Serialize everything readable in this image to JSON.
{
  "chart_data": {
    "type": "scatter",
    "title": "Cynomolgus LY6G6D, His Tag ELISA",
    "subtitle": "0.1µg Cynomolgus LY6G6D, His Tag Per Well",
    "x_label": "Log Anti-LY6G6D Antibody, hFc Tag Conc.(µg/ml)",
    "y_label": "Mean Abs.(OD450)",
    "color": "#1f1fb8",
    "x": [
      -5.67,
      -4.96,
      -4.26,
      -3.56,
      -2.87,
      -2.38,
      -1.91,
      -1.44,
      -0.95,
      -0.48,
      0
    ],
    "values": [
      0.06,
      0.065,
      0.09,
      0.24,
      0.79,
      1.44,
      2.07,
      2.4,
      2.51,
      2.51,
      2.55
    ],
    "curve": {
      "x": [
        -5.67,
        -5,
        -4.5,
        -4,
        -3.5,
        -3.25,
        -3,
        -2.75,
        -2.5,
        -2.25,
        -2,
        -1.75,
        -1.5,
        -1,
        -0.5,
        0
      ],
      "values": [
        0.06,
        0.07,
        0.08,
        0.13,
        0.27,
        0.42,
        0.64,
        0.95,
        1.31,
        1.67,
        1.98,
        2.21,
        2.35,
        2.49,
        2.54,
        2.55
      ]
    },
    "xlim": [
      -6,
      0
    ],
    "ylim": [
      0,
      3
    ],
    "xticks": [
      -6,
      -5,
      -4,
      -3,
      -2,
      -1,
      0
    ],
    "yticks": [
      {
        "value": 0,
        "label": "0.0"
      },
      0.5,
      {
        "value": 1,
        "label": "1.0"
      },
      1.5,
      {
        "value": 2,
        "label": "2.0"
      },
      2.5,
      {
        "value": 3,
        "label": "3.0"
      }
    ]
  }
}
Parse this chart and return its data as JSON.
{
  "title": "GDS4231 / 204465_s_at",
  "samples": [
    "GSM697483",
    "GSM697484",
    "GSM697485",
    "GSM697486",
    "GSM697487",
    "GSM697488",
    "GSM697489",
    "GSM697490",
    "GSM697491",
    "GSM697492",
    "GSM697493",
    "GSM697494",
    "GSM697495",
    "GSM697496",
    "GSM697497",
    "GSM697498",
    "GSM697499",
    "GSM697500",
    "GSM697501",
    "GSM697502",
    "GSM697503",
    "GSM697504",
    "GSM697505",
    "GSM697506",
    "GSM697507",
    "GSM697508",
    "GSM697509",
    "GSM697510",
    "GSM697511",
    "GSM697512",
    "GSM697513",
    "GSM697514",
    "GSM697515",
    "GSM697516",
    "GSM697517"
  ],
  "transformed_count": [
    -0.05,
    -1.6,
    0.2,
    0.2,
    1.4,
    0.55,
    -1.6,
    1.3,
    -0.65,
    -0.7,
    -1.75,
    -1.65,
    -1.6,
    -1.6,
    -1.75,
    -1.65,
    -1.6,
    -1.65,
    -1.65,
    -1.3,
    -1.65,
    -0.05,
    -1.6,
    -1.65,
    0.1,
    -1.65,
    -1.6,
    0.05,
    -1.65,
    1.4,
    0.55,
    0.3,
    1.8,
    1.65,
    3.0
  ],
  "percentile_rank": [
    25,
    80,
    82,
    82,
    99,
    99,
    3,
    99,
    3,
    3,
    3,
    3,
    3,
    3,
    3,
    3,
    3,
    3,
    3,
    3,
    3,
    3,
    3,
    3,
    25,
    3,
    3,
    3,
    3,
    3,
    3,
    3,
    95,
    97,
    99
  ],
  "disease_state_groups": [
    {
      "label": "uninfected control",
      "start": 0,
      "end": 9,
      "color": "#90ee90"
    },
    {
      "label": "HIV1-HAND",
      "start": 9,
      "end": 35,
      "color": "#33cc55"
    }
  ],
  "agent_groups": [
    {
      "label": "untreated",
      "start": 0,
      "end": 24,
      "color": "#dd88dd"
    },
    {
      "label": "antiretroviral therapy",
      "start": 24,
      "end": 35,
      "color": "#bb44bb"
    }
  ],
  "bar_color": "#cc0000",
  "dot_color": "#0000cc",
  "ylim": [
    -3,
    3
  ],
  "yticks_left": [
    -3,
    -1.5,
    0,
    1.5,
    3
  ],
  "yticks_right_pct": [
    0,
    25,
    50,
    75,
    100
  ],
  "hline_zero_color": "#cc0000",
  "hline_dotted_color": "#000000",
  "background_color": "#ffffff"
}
+---+
■ Problem to work on:
Extract all of the data exactly as written.

■ Answer for this exercise:
Serialize everything readable in this image to JSON.
{
  "chart_data": {
    "type": "scatter",
    "title": "Cynomolgus LY6G6D, His Tag ELISA",
    "subtitle": "0.1µg Cynomolgus LY6G6D, His Tag Per Well",
    "x_label": "Log Anti-LY6G6D Antibody, hFc Tag Conc.(µg/ml)",
    "y_label": "Mean Abs.(OD450)",
    "color": "#1f1fb8",
    "x": [
      -5.67,
      -4.96,
      -4.26,
      -3.56,
      -2.87,
      -2.38,
      -1.91,
      -1.44,
      -0.95,
      -0.48,
      0
    ],
    "values": [
      0.06,
      0.065,
      0.09,
      0.24,
      0.79,
      1.44,
      2.07,
      2.4,
      2.51,
      2.51,
      2.55
    ],
    "curve": {
      "x": [
        -5.67,
        -5,
        -4.5,
        -4,
        -3.5,
        -3.25,
        -3,
        -2.75,
        -2.5,
        -2.25,
        -2,
        -1.75,
        -1.5,
        -1,
        -0.5,
        0
      ],
      "values": [
        0.06,
        0.07,
        0.08,
        0.13,
        0.27,
        0.42,
        0.64,
        0.95,
        1.31,
        1.67,
        1.98,
        2.21,
        2.35,
        2.49,
        2.54,
        2.55
      ]
    },
    "xlim": [
      -6,
      0
    ],
    "ylim": [
      0,
      3
    ],
    "xticks": [
      -6,
      -5,
      -4,
      -3,
      -2,
      -1,
      0
    ],
    "yticks": [
      {
        "value": 0,
        "label": "0.0"
      },
      0.5,
      {
        "value": 1,
        "label": "1.0"
      },
      1.5,
      {
        "value": 2,
        "label": "2.0"
      },
      2.5,
      {
        "value": 3,
        "label": "3.0"
      }
    ]
  }
}
Parse this chart and return its data as JSON.
{
  "title": "GDS4231 / 204465_s_at",
  "samples": [
    "GSM697483",
    "GSM697484",
    "GSM697485",
    "GSM697486",
    "GSM697487",
    "GSM697488",
    "GSM697489",
    "GSM697490",
    "GSM697491",
    "GSM697492",
    "GSM697493",
    "GSM697494",
    "GSM697495",
    "GSM697496",
    "GSM697497",
    "GSM697498",
    "GSM697499",
    "GSM697500",
    "GSM697501",
    "GSM697502",
    "GSM697503",
    "GSM697504",
    "GSM697505",
    "GSM697506",
    "GSM697507",
    "GSM697508",
    "GSM697509",
    "GSM697510",
    "GSM697511",
    "GSM697512",
    "GSM697513",
    "GSM697514",
    "GSM697515",
    "GSM697516",
    "GSM697517"
  ],
  "transformed_count": [
    -0.05,
    -1.6,
    0.2,
    0.2,
    1.4,
    0.55,
    -1.6,
    1.3,
    -0.65,
    -0.7,
    -1.75,
    -1.65,
    -1.6,
    -1.6,
    -1.75,
    -1.65,
    -1.6,
    -1.65,
    -1.65,
    -1.3,
    -1.65,
    -0.05,
    -1.6,
    -1.65,
    0.1,
    -1.65,
    -1.6,
    0.05,
    -1.65,
    1.4,
    0.55,
    0.3,
    1.8,
    1.65,
    3.0
  ],
  "percentile_rank": [
    25,
    80,
    82,
    82,
    99,
    99,
    3,
    99,
    3,
    3,
    3,
    3,
    3,
    3,
    3,
    3,
    3,
    3,
    3,
    3,
    3,
    3,
    3,
    3,
    25,
    3,
    3,
    3,
    3,
    3,
    3,
    3,
    95,
    97,
    99
  ],
  "disease_state_groups": [
    {
      "label": "uninfected control",
      "start": 0,
      "end": 9,
      "color": "#90ee90"
    },
    {
      "label": "HIV1-HAND",
      "start": 9,
      "end": 35,
      "color": "#33cc55"
    }
  ],
  "agent_groups": [
    {
      "label": "untreated",
      "start": 0,
      "end": 24,
      "color": "#dd88dd"
    },
    {
      "label": "antiretroviral therapy",
      "start": 24,
      "end": 35,
      "color": "#bb44bb"
    }
  ],
  "bar_color": "#cc0000",
  "dot_color": "#0000cc",
  "ylim": [
    -3,
    3
  ],
  "yticks_left": [
    -3,
    -1.5,
    0,
    1.5,
    3
  ],
  "yticks_right_pct": [
    0,
    25,
    50,
    75,
    100
  ],
  "hline_zero_color": "#cc0000",
  "hline_dotted_color": "#000000",
  "background_color": "#ffffff"
}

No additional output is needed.